- Aim of the exercise: Every entry here needs to be repeated exactly.

[START OF Data shown]

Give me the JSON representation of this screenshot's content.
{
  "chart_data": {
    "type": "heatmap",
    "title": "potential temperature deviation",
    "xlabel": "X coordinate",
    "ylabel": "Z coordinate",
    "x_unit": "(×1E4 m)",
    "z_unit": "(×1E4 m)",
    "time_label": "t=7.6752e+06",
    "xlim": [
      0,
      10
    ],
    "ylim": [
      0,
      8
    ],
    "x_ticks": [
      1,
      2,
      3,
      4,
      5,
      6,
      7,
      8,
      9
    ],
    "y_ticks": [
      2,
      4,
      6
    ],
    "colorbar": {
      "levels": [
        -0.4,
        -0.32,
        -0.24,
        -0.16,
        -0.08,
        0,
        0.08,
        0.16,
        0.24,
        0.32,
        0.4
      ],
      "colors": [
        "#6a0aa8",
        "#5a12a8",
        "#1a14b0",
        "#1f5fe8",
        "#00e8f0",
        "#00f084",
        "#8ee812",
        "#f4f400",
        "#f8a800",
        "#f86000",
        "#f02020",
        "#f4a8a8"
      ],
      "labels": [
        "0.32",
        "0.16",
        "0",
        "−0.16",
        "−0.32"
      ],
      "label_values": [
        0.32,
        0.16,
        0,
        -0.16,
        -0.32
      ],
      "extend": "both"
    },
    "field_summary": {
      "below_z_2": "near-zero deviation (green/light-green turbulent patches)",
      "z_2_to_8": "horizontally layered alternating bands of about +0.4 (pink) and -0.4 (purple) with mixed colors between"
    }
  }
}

[END OF Data shown]

- Task output:
Give me the JSON representation of this screenshot's content.
{
  "chart_data": {
    "type": "heatmap",
    "title": "potential temperature deviation",
    "xlabel": "X coordinate",
    "ylabel": "Z coordinate",
    "x_unit": "(×1E4 m)",
    "z_unit": "(×1E4 m)",
    "time_label": "t=7.6752e+06",
    "xlim": [
      0,
      10
    ],
    "ylim": [
      0,
      8
    ],
    "x_ticks": [
      1,
      2,
      3,
      4,
      5,
      6,
      7,
      8,
      9
    ],
    "y_ticks": [
      2,
      4,
      6
    ],
    "colorbar": {
      "levels": [
        -0.4,
        -0.32,
        -0.24,
        -0.16,
        -0.08,
        0,
        0.08,
        0.16,
        0.24,
        0.32,
        0.4
      ],
      "colors": [
        "#6a0aa8",
        "#5a12a8",
        "#1a14b0",
        "#1f5fe8",
        "#00e8f0",
        "#00f084",
        "#8ee812",
        "#f4f400",
        "#f8a800",
        "#f86000",
        "#f02020",
        "#f4a8a8"
      ],
      "labels": [
        "0.32",
        "0.16",
        "0",
        "−0.16",
        "−0.32"
      ],
      "label_values": [
        0.32,
        0.16,
        0,
        -0.16,
        -0.32
      ],
      "extend": "both"
    },
    "field_summary": {
      "below_z_2": "near-zero deviation (green/light-green turbulent patches)",
      "z_2_to_8": "horizontally layered alternating bands of about +0.4 (pink) and -0.4 (purple) with mixed colors between"
    }
  }
}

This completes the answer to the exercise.